==== Records provided ====
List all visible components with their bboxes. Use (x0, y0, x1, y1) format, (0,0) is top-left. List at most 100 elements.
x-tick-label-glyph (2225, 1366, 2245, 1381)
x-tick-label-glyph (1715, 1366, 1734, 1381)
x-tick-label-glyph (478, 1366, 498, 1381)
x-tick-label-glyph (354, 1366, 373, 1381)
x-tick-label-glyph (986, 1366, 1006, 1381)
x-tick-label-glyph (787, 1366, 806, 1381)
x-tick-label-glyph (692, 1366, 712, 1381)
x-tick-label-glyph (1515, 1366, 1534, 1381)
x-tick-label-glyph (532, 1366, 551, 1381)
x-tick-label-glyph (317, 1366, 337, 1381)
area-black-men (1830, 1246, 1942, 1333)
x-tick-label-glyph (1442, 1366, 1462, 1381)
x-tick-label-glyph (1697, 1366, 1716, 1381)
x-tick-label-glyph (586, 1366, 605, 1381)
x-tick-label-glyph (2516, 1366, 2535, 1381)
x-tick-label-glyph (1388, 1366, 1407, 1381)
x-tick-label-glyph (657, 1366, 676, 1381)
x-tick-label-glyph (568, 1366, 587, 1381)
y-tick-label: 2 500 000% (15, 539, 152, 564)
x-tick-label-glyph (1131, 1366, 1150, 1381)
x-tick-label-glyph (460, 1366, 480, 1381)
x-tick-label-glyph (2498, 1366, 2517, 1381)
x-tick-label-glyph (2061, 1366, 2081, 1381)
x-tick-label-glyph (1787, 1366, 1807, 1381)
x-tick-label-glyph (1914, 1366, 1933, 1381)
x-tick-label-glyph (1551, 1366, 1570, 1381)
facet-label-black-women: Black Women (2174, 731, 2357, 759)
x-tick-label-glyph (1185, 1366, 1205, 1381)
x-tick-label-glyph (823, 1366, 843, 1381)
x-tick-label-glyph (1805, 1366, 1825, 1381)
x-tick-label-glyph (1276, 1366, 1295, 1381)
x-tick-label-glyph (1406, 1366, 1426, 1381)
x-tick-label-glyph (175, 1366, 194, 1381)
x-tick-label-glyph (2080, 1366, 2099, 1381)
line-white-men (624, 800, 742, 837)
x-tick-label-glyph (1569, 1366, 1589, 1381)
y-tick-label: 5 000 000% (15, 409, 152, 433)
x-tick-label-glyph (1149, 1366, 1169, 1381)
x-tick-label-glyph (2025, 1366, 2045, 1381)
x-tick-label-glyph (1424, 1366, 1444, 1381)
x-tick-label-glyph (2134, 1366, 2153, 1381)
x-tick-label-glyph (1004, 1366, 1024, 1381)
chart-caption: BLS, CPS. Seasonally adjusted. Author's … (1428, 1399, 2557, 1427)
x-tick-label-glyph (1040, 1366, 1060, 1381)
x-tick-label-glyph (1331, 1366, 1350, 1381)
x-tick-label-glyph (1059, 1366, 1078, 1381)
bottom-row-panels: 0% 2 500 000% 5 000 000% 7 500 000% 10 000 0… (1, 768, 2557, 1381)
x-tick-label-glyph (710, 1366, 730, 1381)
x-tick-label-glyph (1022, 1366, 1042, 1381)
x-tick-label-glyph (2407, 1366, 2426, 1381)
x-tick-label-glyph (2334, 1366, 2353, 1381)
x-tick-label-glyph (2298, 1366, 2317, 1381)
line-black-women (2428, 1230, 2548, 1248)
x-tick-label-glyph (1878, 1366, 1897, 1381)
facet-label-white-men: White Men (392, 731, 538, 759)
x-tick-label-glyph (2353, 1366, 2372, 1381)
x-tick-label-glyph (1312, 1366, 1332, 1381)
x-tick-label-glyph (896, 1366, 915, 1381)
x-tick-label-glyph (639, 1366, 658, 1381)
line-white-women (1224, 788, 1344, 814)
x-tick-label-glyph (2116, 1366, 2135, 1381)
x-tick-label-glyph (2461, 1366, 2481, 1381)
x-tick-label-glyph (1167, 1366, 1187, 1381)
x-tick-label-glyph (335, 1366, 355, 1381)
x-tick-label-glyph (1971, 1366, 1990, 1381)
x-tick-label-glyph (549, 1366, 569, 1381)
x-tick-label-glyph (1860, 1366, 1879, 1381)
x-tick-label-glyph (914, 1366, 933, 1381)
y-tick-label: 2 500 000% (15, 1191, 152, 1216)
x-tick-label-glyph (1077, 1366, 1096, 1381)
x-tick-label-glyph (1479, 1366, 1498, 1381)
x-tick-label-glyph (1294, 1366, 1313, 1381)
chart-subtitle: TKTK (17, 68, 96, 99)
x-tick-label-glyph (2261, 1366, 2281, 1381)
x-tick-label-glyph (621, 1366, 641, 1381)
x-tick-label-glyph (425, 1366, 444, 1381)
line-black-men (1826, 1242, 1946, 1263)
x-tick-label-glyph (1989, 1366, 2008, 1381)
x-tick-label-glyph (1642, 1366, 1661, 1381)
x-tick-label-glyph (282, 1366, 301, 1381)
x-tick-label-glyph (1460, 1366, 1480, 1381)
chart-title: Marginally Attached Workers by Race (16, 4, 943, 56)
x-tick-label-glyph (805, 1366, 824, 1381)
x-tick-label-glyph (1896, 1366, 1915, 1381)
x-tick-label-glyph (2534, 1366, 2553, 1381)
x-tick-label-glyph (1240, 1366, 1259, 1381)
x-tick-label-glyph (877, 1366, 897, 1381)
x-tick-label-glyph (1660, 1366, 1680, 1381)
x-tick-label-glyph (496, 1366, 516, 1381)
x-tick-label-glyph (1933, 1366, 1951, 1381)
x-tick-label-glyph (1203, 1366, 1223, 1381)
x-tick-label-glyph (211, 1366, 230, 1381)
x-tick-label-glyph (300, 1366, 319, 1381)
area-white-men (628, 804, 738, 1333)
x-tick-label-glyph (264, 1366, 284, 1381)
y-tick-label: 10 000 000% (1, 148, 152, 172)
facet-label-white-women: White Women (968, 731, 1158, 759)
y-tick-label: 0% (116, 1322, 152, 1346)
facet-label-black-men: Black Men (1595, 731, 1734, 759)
====
— Exercise instructions —
Can you lay out the lines from the start of the records through the line that contains "x-tick-label-glyph (986, 1366, 1006, 1381)", including that line, as a numbered list with any blank lines omitted?

— Answer to this task —
1. List all visible components with their bboxes. Use (x0, y0, x1, y1) format, (0,0) is top-left. List at most 100 elements.
2. x-tick-label-glyph (2225, 1366, 2245, 1381)
3. x-tick-label-glyph (1715, 1366, 1734, 1381)
4. x-tick-label-glyph (478, 1366, 498, 1381)
5. x-tick-label-glyph (354, 1366, 373, 1381)
6. x-tick-label-glyph (986, 1366, 1006, 1381)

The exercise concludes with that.